WRITTEN PROBLEM
From the material below, list every line containing "image".

Stored data:
■ ■ ■ ■

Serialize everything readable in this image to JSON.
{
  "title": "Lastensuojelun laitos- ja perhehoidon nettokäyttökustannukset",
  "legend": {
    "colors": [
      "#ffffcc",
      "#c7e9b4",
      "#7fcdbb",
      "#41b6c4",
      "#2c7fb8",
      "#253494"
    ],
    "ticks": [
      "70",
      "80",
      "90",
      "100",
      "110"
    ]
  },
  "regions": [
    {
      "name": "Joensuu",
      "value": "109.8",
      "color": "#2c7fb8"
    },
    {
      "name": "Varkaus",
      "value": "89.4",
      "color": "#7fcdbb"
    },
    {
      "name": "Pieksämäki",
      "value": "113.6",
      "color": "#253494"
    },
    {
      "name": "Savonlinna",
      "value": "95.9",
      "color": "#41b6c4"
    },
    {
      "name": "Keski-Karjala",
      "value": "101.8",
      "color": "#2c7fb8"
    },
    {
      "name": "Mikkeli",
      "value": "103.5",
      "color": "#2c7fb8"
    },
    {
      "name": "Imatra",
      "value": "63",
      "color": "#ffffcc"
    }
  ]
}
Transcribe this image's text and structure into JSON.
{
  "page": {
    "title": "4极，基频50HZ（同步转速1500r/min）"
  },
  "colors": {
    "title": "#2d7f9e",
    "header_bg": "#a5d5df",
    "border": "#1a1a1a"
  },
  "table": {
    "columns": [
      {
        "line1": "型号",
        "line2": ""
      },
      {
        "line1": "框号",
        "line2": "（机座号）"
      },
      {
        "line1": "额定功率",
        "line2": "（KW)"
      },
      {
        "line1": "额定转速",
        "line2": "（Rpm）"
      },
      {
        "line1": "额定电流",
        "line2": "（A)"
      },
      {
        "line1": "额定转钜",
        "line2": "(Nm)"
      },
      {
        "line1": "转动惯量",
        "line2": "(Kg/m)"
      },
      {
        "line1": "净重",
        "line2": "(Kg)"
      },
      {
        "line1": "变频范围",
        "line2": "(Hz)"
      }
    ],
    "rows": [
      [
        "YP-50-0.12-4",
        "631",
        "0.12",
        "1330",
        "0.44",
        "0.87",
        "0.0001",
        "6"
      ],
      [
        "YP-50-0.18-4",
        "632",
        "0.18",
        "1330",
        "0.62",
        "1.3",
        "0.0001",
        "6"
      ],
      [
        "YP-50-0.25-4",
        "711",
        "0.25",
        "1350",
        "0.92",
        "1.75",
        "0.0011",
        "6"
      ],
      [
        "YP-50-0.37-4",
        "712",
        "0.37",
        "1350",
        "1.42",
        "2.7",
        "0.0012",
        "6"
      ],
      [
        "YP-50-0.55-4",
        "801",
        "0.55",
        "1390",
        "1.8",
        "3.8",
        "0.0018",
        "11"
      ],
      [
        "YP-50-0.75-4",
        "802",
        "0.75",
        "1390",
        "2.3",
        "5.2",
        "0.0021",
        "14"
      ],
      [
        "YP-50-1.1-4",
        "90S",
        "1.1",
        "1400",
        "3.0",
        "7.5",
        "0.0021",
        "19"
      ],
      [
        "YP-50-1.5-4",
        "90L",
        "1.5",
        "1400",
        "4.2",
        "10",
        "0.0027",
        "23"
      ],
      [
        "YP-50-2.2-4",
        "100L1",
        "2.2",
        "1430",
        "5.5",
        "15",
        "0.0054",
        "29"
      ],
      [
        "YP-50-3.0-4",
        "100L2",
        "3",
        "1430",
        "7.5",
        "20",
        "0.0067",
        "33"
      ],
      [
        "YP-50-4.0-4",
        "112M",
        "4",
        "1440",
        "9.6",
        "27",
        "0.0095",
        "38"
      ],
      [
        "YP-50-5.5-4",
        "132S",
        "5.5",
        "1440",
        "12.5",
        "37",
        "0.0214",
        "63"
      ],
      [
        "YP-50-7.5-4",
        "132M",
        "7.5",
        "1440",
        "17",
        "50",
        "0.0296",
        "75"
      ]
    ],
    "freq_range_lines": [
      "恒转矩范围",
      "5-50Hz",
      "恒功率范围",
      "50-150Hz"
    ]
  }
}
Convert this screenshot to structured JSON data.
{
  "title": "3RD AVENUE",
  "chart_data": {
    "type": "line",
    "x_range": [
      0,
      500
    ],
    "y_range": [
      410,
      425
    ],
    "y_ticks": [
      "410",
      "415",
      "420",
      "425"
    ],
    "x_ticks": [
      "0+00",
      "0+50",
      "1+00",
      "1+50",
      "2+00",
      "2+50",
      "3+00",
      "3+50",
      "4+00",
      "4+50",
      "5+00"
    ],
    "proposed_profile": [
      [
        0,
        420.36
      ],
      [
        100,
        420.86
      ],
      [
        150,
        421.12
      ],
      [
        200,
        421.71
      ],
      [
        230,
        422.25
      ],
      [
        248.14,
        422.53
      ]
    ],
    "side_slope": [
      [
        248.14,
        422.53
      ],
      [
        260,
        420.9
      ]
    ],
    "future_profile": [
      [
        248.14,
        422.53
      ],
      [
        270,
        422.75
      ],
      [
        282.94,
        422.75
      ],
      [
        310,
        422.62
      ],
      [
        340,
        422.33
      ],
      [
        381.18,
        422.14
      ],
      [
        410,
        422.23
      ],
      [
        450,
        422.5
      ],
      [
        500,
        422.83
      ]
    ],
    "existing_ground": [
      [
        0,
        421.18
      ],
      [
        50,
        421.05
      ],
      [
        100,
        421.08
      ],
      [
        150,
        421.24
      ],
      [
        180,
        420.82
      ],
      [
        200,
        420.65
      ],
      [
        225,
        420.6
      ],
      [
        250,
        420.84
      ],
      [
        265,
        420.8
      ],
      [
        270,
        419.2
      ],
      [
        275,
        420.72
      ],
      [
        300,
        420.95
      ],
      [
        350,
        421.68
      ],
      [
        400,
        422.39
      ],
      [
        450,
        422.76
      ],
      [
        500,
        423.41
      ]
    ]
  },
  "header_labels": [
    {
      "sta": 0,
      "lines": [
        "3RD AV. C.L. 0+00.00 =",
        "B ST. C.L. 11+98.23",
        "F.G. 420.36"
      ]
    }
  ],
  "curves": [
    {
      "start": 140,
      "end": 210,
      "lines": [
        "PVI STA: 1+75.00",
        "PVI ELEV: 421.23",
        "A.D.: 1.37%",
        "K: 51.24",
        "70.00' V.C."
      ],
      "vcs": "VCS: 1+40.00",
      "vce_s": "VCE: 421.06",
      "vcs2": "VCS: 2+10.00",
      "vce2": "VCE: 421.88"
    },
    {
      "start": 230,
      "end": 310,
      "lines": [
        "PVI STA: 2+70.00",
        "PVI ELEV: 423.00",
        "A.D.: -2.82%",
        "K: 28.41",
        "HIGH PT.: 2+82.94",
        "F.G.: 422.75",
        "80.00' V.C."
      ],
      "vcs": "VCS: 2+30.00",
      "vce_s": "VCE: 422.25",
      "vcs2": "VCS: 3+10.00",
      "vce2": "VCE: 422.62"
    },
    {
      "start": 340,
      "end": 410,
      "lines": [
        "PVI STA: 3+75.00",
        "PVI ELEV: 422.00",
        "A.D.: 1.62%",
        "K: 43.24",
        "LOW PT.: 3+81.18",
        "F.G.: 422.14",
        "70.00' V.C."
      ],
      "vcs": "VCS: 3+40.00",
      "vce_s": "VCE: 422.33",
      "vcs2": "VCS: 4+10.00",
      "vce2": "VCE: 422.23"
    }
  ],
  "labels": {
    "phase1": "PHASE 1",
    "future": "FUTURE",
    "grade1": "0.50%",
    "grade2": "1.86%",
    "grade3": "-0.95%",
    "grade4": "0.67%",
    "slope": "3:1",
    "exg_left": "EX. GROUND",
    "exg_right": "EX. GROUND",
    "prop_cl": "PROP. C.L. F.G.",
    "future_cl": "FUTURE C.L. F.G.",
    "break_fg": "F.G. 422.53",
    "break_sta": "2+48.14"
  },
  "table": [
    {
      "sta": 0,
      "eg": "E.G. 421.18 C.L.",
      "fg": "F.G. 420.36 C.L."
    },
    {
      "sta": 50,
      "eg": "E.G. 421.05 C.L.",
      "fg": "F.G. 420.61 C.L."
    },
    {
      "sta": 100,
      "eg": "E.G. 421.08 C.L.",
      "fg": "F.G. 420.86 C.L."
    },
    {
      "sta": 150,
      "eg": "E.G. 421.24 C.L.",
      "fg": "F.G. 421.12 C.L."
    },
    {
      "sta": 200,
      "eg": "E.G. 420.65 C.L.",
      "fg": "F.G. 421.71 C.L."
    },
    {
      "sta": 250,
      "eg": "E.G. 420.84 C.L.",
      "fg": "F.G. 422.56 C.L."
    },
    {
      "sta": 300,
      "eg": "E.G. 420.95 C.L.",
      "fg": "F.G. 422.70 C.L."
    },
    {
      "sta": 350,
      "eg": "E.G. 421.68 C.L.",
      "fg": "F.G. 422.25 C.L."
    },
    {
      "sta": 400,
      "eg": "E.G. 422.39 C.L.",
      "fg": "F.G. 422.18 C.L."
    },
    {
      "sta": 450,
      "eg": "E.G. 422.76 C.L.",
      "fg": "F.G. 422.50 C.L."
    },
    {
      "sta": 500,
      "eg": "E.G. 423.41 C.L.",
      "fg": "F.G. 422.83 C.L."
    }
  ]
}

■ ■ ■ ■

TASK ANSWER
Serialize everything readable in this image to JSON.
Transcribe this image's text and structure into JSON.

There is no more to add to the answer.